═══ RECORD EXTRACTS ═══
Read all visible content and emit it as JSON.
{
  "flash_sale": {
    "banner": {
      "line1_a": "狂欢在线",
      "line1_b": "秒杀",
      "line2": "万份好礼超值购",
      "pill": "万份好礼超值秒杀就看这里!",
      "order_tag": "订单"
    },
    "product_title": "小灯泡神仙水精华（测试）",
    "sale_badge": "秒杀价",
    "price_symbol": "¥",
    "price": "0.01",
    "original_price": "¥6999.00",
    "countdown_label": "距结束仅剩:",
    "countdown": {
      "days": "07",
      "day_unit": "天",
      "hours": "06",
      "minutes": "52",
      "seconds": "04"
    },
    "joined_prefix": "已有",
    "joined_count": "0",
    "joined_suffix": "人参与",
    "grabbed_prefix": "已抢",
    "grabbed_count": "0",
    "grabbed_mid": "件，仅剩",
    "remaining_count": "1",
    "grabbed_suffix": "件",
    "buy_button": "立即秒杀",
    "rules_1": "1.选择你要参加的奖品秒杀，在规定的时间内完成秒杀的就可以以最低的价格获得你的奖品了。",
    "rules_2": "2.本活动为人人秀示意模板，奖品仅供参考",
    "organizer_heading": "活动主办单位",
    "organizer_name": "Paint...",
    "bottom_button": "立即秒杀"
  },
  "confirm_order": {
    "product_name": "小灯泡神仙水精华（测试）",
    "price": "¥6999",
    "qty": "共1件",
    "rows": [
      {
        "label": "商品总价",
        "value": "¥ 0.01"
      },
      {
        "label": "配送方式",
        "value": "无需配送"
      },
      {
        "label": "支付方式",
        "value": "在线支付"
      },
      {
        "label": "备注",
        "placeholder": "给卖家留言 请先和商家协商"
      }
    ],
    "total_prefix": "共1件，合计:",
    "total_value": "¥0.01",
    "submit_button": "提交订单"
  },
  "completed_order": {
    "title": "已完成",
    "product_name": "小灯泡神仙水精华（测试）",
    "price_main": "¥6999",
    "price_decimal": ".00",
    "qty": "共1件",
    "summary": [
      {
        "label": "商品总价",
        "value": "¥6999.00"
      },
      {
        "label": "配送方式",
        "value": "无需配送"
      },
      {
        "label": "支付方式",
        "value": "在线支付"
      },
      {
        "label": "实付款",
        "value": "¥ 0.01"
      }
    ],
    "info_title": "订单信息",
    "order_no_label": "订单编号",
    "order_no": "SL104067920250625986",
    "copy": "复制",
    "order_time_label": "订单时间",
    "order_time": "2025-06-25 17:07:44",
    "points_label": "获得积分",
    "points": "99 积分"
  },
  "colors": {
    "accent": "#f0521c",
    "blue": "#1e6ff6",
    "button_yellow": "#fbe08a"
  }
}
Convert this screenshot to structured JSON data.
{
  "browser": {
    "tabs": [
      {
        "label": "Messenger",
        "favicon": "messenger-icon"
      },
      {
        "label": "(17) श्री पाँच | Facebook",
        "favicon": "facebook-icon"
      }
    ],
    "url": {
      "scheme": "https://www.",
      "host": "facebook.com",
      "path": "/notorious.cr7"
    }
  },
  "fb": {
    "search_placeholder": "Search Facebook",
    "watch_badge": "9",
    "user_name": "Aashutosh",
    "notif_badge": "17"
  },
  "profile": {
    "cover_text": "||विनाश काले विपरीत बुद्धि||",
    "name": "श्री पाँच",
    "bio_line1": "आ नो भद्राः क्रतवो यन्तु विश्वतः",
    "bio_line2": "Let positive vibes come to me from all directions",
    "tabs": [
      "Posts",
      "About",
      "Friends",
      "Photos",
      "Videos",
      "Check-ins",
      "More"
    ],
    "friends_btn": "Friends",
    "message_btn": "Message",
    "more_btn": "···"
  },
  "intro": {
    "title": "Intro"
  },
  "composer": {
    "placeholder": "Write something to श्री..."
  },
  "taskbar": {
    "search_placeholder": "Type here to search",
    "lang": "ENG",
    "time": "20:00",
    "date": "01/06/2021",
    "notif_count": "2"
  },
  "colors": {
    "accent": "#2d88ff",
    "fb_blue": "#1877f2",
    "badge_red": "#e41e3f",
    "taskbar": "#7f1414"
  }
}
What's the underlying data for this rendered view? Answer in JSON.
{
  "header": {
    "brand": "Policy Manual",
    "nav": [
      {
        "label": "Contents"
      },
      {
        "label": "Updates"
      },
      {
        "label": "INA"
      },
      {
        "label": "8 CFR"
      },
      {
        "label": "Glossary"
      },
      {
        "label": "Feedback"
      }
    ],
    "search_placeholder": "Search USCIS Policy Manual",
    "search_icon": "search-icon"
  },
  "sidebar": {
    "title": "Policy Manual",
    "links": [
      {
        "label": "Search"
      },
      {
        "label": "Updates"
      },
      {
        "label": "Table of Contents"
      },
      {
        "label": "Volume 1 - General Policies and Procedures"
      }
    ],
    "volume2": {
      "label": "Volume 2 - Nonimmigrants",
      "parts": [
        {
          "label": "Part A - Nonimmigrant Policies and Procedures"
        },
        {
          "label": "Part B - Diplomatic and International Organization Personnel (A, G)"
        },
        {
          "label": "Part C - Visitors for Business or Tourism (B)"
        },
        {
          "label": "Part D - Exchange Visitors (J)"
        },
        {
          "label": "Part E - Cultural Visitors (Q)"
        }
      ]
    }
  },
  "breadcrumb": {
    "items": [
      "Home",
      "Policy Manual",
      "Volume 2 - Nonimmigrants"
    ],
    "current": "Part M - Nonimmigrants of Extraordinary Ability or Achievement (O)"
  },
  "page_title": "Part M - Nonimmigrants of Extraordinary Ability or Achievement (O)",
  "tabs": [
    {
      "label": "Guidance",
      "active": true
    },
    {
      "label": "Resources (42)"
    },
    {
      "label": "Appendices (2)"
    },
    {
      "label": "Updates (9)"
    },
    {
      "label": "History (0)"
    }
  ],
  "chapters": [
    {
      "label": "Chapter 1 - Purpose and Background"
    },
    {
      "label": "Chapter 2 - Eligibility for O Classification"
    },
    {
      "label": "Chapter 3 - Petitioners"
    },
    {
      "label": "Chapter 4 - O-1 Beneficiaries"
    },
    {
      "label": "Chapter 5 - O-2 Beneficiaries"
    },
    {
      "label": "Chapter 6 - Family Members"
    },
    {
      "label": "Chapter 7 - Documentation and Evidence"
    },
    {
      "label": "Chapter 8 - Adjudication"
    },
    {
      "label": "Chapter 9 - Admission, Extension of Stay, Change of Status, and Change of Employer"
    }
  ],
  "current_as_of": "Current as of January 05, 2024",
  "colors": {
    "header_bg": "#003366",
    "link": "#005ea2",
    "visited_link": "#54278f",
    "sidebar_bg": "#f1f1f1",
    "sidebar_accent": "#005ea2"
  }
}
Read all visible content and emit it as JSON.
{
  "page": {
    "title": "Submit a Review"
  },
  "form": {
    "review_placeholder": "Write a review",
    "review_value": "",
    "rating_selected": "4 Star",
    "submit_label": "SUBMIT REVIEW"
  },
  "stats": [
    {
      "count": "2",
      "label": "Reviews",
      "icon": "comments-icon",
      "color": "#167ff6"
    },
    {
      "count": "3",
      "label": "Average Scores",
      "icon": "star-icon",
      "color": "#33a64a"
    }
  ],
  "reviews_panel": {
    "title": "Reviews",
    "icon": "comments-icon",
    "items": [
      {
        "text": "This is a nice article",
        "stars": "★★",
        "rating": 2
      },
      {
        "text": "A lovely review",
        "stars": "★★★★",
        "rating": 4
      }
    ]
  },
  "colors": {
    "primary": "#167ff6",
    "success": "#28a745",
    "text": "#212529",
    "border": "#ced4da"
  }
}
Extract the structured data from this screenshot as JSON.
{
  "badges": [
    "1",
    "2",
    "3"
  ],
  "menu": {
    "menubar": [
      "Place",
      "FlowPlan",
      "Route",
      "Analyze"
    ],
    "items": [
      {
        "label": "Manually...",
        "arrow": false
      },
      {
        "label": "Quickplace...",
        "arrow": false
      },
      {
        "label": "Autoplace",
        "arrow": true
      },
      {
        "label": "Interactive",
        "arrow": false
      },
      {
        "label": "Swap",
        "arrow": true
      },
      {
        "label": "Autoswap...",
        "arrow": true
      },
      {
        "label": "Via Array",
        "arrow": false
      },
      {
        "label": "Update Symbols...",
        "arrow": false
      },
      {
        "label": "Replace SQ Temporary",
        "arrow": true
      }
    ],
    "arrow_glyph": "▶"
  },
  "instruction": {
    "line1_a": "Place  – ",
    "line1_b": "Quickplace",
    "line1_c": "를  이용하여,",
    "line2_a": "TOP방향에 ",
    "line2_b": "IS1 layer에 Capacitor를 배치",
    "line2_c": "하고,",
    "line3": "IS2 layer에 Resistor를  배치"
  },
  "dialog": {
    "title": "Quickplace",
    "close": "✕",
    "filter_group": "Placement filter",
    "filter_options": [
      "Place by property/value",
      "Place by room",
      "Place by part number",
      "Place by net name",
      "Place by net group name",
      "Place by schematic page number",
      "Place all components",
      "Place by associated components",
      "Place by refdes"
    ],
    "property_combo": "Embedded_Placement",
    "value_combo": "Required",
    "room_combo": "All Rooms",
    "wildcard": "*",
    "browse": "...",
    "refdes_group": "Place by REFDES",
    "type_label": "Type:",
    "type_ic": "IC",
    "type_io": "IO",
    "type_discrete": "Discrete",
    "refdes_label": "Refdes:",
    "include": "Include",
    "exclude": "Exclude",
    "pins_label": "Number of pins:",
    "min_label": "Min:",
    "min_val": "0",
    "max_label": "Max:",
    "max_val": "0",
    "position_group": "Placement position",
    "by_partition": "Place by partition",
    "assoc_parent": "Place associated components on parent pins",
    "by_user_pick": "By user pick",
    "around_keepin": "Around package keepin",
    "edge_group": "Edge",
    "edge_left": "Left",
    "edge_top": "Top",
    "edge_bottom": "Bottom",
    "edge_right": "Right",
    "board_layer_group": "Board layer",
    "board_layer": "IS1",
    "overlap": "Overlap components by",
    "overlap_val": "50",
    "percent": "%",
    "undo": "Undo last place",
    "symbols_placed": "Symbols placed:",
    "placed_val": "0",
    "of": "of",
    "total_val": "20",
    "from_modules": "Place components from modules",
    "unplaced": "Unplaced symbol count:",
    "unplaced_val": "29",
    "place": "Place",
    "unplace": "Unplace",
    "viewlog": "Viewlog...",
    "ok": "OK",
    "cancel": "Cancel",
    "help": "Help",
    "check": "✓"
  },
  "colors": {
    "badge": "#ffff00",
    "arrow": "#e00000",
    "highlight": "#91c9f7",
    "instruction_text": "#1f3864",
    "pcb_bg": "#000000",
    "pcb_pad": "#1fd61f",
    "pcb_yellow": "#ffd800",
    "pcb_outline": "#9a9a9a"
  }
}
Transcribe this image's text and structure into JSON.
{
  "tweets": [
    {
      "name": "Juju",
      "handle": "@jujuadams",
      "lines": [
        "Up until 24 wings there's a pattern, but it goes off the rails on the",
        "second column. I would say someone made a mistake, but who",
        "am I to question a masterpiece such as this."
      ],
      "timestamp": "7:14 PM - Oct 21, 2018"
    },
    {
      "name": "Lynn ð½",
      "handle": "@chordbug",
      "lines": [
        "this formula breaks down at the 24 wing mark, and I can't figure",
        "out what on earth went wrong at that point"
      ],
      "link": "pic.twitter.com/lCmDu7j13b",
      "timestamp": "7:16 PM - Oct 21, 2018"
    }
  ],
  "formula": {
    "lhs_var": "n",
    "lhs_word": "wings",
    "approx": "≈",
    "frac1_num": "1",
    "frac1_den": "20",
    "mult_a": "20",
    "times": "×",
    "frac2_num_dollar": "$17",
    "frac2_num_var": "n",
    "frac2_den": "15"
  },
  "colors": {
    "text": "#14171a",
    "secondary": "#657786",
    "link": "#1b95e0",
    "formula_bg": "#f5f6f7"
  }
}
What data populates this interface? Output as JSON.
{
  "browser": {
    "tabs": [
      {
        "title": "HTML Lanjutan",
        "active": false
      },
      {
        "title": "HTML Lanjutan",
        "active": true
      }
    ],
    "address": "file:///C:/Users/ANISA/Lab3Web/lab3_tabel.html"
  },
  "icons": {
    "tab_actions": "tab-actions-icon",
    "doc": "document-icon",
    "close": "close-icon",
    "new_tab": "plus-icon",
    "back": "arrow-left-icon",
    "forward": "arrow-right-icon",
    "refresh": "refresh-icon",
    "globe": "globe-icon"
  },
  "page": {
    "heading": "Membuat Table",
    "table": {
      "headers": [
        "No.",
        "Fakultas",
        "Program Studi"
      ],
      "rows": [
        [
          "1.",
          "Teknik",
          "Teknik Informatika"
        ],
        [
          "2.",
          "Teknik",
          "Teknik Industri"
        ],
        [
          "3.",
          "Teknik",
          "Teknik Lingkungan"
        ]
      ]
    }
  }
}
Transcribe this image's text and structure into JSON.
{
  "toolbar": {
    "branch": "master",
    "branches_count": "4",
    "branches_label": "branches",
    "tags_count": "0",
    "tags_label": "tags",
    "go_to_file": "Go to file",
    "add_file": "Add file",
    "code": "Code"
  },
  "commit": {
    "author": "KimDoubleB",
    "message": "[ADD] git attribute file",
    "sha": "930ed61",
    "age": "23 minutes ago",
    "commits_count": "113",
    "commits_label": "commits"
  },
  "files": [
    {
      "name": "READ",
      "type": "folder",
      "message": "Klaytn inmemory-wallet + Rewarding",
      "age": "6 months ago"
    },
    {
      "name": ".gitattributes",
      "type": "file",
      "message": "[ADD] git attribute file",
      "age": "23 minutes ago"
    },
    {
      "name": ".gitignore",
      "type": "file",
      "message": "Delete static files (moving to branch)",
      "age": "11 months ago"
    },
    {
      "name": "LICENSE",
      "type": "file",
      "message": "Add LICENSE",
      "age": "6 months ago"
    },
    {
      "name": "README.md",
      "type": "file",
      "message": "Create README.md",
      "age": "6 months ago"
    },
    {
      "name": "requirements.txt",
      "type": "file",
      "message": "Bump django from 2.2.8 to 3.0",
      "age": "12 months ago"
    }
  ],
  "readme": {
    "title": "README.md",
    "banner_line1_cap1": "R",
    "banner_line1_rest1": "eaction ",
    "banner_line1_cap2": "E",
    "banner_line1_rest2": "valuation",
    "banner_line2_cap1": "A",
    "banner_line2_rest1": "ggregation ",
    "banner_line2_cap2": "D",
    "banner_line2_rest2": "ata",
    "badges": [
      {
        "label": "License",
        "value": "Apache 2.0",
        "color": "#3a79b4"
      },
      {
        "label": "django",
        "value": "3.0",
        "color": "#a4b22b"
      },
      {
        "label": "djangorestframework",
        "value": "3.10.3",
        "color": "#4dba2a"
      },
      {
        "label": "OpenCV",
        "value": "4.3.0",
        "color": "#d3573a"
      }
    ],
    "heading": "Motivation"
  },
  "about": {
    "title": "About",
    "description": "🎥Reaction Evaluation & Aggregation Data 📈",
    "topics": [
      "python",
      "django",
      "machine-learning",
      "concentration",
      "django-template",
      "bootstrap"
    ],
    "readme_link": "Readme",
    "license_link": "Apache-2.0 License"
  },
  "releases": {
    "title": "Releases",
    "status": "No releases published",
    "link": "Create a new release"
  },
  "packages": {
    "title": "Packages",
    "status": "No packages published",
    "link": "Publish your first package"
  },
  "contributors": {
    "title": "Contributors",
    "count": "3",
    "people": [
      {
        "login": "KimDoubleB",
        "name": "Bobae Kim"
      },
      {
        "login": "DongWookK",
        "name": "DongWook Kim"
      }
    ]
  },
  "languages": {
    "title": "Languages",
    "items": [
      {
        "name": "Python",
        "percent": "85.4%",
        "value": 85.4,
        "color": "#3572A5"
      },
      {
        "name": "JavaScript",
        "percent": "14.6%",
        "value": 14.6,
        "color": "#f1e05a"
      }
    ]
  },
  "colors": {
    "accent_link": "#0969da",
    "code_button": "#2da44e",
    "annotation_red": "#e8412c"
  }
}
═══
Gather each line in the entries above where the string "JSON" is found.

#### PROBLEM SOLUTION
Read all visible content and emit it as JSON.
Convert this screenshot to structured JSON data.
What's the underlying data for this rendered view? Answer in JSON.
Read all visible content and emit it as JSON.
Extract the structured data from this screenshot as JSON.
Transcribe this image's text and structure into JSON.
What data populates this interface? Output as JSON.
Transcribe this image's text and structure into JSON.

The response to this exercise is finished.